** Start Record excerpts **

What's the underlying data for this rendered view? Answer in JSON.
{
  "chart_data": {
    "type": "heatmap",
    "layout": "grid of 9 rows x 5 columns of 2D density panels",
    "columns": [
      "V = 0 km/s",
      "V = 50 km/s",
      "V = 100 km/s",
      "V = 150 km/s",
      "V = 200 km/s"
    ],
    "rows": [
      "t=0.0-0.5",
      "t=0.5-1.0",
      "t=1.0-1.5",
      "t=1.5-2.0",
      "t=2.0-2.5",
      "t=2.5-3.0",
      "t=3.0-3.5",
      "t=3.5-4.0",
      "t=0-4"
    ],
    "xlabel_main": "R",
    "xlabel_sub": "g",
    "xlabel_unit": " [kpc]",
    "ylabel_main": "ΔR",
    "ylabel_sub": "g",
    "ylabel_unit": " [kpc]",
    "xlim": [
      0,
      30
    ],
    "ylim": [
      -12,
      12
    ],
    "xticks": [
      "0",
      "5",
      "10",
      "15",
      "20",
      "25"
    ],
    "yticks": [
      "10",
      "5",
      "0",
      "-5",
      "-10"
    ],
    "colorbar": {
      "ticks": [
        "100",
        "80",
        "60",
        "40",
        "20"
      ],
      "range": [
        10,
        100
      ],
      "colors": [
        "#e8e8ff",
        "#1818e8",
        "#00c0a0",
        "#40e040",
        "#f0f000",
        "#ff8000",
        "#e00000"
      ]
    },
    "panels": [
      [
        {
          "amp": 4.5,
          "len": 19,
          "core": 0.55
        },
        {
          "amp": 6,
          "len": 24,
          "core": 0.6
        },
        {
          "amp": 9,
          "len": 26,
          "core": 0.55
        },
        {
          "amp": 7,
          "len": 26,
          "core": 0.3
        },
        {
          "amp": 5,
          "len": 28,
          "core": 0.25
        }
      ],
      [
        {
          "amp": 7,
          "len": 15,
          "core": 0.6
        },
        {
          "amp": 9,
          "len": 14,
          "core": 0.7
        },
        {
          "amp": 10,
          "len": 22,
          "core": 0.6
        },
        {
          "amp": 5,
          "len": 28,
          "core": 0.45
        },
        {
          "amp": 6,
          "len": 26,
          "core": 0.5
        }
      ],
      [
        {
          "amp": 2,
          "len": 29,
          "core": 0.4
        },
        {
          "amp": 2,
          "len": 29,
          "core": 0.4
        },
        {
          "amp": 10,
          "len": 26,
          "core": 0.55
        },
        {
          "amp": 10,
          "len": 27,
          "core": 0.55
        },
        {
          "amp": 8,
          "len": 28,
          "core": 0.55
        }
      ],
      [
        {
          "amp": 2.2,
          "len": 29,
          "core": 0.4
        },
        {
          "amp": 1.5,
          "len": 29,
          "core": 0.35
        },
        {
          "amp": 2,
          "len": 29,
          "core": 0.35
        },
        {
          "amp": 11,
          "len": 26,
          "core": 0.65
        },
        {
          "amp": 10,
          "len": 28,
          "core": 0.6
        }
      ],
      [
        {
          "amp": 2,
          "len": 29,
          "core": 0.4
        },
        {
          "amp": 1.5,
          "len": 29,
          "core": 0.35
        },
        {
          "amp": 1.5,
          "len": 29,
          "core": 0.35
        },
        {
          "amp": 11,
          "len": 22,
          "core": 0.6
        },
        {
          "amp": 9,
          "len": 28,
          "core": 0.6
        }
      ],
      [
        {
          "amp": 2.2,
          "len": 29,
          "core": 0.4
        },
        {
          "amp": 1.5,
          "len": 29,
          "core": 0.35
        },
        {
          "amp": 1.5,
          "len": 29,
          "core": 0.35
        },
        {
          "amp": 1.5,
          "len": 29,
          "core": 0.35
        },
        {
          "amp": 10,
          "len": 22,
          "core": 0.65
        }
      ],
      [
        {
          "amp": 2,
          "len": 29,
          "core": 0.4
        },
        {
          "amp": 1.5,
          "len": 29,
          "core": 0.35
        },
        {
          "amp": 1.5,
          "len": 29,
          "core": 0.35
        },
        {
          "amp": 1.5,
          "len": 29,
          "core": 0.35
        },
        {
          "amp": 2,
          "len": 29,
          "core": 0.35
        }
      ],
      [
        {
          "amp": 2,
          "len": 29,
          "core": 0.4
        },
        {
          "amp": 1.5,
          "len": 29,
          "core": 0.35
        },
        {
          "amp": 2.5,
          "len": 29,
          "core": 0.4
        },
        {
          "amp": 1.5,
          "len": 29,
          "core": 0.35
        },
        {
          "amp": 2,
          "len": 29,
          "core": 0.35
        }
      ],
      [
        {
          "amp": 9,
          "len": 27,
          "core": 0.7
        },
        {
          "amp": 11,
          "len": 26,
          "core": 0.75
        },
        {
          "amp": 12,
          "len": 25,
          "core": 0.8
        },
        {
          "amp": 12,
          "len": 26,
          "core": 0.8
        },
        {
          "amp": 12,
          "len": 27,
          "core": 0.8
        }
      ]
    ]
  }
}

** End Record excerpts **

Identify every line above that includes the word "columns", and show those lines.

    "layout": "grid of 9 rows x 5 columns of 2D density panels",
    "columns": [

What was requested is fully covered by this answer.